Work through the following lines and count those that hold the word "xlabel". Reply with that number only.

Rows:
---------------
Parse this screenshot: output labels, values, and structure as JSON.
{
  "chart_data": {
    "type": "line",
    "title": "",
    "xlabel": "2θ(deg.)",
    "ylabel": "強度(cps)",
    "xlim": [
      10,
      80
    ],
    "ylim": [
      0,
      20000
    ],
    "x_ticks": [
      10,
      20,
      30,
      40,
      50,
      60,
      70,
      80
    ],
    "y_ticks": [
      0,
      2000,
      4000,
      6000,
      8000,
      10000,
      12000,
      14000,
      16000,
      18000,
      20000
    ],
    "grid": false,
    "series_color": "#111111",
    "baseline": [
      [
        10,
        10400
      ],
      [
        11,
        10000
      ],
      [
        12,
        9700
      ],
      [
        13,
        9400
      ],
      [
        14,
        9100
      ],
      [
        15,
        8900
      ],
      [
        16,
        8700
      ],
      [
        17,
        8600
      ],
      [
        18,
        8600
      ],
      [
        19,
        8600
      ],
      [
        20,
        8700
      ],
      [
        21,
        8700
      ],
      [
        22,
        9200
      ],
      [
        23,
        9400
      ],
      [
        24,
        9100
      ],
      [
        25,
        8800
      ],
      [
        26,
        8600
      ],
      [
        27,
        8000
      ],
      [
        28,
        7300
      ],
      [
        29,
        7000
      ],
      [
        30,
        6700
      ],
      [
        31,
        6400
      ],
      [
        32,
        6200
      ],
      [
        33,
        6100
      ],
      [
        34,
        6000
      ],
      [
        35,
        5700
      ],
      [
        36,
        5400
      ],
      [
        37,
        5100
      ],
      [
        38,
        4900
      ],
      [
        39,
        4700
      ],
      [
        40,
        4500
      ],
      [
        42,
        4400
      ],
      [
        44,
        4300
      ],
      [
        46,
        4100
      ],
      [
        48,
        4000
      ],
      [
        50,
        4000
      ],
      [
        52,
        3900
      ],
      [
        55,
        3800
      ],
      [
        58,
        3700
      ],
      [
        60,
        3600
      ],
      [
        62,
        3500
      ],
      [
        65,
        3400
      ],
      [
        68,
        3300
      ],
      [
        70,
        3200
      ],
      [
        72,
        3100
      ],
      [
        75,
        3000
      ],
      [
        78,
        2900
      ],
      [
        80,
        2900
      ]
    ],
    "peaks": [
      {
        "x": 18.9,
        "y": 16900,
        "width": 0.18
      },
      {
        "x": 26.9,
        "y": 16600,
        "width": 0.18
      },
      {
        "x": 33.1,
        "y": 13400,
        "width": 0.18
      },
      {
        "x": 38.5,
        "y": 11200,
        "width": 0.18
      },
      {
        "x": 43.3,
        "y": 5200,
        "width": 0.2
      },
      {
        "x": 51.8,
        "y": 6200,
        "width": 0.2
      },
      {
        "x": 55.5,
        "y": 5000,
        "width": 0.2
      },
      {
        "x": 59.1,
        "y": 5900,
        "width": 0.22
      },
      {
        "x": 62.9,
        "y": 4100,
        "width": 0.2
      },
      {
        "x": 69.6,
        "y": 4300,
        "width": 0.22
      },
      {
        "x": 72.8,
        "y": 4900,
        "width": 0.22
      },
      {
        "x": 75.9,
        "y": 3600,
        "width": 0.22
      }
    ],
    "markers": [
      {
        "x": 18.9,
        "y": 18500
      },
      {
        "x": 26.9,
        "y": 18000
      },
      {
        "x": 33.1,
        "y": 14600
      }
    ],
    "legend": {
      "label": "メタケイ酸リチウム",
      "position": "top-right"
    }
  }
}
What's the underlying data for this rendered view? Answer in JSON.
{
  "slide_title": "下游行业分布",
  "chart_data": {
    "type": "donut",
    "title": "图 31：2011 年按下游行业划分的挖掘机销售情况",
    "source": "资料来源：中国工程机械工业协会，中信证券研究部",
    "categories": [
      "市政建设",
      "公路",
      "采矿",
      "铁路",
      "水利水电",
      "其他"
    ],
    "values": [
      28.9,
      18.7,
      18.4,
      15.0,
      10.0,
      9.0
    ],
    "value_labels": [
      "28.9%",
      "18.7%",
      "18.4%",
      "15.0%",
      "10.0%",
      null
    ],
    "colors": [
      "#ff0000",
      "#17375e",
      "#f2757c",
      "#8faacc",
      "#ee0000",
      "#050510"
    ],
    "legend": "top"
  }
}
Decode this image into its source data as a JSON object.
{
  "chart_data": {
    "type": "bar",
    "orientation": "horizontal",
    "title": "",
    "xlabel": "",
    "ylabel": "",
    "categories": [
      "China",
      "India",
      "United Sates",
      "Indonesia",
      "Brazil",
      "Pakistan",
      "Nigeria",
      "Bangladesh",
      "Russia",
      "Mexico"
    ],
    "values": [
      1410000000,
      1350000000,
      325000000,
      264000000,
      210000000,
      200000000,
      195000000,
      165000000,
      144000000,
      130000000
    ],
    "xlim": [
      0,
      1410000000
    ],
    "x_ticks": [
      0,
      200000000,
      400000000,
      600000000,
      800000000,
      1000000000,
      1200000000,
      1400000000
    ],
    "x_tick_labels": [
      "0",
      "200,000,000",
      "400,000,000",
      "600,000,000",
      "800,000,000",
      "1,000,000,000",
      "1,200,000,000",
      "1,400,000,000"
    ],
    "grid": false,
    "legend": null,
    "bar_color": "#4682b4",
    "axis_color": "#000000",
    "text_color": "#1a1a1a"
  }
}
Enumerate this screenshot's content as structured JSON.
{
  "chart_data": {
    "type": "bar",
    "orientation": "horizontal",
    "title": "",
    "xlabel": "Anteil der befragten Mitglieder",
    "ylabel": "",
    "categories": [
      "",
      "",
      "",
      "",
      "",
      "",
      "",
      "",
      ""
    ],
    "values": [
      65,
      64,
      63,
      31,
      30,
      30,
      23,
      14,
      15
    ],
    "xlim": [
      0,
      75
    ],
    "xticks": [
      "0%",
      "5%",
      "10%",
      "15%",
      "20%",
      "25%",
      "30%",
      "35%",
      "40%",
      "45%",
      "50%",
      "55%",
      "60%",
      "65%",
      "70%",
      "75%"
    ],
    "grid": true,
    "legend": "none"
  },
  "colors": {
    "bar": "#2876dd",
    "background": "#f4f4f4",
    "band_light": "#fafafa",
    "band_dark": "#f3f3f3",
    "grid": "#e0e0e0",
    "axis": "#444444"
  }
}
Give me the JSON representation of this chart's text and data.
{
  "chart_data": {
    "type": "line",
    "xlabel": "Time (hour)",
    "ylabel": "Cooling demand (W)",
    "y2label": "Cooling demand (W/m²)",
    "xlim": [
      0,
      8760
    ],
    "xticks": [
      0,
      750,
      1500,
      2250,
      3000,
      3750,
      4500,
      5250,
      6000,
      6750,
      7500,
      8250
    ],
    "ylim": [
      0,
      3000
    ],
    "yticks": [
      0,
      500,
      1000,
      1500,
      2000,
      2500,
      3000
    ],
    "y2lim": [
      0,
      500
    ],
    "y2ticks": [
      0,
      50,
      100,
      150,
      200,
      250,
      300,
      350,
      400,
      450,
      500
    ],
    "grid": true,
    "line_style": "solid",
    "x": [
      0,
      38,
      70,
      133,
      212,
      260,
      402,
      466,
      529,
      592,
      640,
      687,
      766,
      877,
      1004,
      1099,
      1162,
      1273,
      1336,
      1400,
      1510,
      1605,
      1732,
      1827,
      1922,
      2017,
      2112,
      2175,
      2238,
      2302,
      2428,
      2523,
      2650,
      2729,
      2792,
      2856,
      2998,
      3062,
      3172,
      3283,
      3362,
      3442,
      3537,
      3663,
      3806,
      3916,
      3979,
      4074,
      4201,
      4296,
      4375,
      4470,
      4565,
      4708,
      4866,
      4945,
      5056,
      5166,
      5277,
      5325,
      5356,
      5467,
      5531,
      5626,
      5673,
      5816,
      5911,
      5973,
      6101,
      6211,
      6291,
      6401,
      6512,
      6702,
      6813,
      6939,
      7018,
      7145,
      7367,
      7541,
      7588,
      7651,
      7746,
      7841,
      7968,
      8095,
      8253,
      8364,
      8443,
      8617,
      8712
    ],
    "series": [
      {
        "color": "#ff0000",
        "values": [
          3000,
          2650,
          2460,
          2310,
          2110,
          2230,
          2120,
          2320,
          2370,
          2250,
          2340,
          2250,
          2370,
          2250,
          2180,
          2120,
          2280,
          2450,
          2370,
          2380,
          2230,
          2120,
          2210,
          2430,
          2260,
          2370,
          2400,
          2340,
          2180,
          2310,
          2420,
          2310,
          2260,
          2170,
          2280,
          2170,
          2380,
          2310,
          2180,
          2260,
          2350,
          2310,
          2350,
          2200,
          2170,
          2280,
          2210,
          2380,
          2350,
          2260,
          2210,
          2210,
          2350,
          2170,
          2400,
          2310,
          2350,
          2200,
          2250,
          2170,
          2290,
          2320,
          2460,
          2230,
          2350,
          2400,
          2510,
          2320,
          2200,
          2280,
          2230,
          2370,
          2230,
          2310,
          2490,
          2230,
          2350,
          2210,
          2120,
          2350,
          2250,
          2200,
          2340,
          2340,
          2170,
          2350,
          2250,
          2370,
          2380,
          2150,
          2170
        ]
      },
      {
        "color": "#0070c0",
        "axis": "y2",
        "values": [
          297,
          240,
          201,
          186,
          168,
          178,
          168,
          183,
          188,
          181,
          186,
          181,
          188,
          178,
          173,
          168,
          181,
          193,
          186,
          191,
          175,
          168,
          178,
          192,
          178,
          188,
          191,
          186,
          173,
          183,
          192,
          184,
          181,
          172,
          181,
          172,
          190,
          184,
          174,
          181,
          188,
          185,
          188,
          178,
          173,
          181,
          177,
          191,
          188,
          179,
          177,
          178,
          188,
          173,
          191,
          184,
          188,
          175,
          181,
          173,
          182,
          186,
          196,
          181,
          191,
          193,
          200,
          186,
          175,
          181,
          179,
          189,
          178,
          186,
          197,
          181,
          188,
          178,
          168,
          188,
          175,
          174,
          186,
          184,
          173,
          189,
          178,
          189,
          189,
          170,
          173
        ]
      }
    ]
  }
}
---------------
Written answer: 4